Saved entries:

▬▬▬▬▬▬

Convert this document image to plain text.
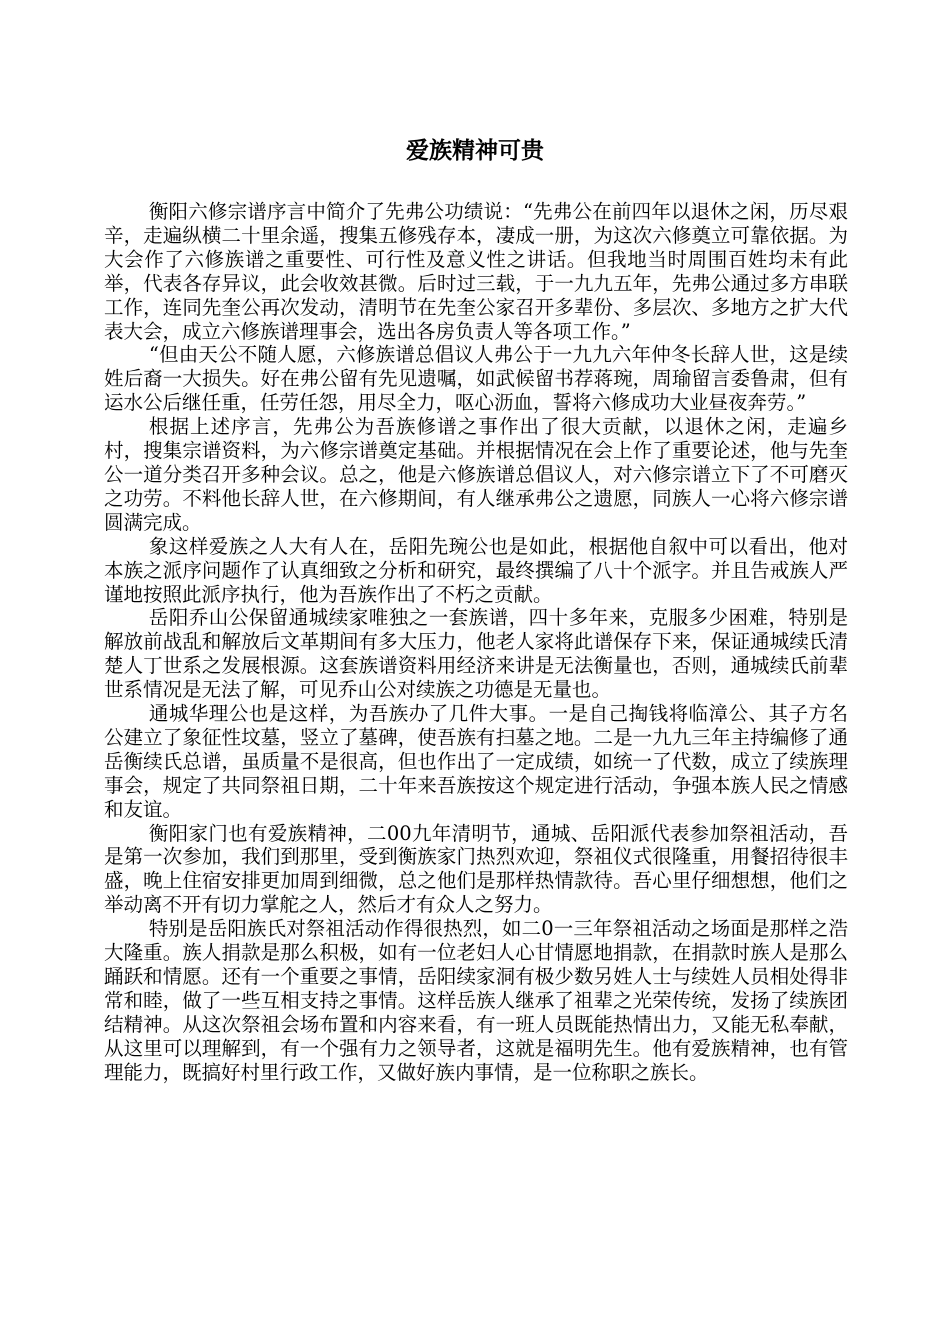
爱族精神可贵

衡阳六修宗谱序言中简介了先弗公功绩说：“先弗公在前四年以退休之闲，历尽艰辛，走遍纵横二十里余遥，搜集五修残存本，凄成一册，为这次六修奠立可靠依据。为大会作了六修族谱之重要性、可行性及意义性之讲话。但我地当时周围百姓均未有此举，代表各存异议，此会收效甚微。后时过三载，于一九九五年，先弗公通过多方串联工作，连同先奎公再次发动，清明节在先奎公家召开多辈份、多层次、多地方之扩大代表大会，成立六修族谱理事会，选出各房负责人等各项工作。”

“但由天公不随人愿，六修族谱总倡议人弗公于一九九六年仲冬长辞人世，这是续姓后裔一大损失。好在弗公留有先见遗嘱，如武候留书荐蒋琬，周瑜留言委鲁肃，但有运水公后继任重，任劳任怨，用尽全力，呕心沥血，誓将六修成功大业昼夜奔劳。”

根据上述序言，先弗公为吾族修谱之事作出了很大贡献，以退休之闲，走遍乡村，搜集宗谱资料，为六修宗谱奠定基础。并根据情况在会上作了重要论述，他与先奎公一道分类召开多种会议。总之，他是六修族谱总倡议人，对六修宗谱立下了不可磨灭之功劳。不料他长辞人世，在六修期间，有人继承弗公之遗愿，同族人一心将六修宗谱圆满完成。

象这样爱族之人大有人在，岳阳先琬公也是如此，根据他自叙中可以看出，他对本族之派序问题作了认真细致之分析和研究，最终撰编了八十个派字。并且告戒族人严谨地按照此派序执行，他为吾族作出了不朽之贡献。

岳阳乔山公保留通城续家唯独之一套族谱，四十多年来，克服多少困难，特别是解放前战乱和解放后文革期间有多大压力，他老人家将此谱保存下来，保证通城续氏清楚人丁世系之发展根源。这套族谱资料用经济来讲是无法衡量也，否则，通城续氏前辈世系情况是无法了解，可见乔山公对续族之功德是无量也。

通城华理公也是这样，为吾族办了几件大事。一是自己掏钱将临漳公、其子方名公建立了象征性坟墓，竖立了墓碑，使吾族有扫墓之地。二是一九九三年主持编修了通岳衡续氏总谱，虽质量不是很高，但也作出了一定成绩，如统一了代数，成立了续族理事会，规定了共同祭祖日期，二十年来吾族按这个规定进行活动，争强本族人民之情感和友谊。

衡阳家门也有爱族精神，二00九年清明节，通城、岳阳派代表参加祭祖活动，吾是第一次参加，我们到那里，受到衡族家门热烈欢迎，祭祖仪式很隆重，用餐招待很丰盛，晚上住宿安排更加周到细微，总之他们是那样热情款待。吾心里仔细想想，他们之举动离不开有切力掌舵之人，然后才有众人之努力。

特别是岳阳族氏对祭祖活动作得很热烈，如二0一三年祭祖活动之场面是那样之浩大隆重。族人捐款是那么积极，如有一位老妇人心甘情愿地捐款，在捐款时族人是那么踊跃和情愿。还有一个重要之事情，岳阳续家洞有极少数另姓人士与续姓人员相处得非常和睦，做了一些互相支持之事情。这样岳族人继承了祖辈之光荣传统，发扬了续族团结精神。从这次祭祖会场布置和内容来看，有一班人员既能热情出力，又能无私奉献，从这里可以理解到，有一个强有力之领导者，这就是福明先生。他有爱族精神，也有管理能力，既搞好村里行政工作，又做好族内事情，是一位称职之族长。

▬▬▬▬▬▬

**The problem**
Transcribe the complete set of entries verbatim. No pictures belong in the copy.

**The completed task**
Convert this document image to plain text.
爱族精神可贵

衡阳六修宗谱序言中简介了先弗公功绩说：“先弗公在前四年以退休之闲，历尽艰辛，走遍纵横二十里余遥，搜集五修残存本，凄成一册，为这次六修奠立可靠依据。为大会作了六修族谱之重要性、可行性及意义性之讲话。但我地当时周围百姓均未有此举，代表各存异议，此会收效甚微。后时过三载，于一九九五年，先弗公通过多方串联工作，连同先奎公再次发动，清明节在先奎公家召开多辈份、多层次、多地方之扩大代表大会，成立六修族谱理事会，选出各房负责人等各项工作。”

“但由天公不随人愿，六修族谱总倡议人弗公于一九九六年仲冬长辞人世，这是续姓后裔一大损失。好在弗公留有先见遗嘱，如武候留书荐蒋琬，周瑜留言委鲁肃，但有运水公后继任重，任劳任怨，用尽全力，呕心沥血，誓将六修成功大业昼夜奔劳。”

根据上述序言，先弗公为吾族修谱之事作出了很大贡献，以退休之闲，走遍乡村，搜集宗谱资料，为六修宗谱奠定基础。并根据情况在会上作了重要论述，他与先奎公一道分类召开多种会议。总之，他是六修族谱总倡议人，对六修宗谱立下了不可磨灭之功劳。不料他长辞人世，在六修期间，有人继承弗公之遗愿，同族人一心将六修宗谱圆满完成。

象这样爱族之人大有人在，岳阳先琬公也是如此，根据他自叙中可以看出，他对本族之派序问题作了认真细致之分析和研究，最终撰编了八十个派字。并且告戒族人严谨地按照此派序执行，他为吾族作出了不朽之贡献。

岳阳乔山公保留通城续家唯独之一套族谱，四十多年来，克服多少困难，特别是解放前战乱和解放后文革期间有多大压力，他老人家将此谱保存下来，保证通城续氏清楚人丁世系之发展根源。这套族谱资料用经济来讲是无法衡量也，否则，通城续氏前辈世系情况是无法了解，可见乔山公对续族之功德是无量也。

通城华理公也是这样，为吾族办了几件大事。一是自己掏钱将临漳公、其子方名公建立了象征性坟墓，竖立了墓碑，使吾族有扫墓之地。二是一九九三年主持编修了通岳衡续氏总谱，虽质量不是很高，但也作出了一定成绩，如统一了代数，成立了续族理事会，规定了共同祭祖日期，二十年来吾族按这个规定进行活动，争强本族人民之情感和友谊。

衡阳家门也有爱族精神，二00九年清明节，通城、岳阳派代表参加祭祖活动，吾是第一次参加，我们到那里，受到衡族家门热烈欢迎，祭祖仪式很隆重，用餐招待很丰盛，晚上住宿安排更加周到细微，总之他们是那样热情款待。吾心里仔细想想，他们之举动离不开有切力掌舵之人，然后才有众人之努力。

特别是岳阳族氏对祭祖活动作得很热烈，如二0一三年祭祖活动之场面是那样之浩大隆重。族人捐款是那么积极，如有一位老妇人心甘情愿地捐款，在捐款时族人是那么踊跃和情愿。还有一个重要之事情，岳阳续家洞有极少数另姓人士与续姓人员相处得非常和睦，做了一些互相支持之事情。这样岳族人继承了祖辈之光荣传统，发扬了续族团结精神。从这次祭祖会场布置和内容来看，有一班人员既能热情出力，又能无私奉献，从这里可以理解到，有一个强有力之领导者，这就是福明先生。他有爱族精神，也有管理能力，既搞好村里行政工作，又做好族内事情，是一位称职之族长。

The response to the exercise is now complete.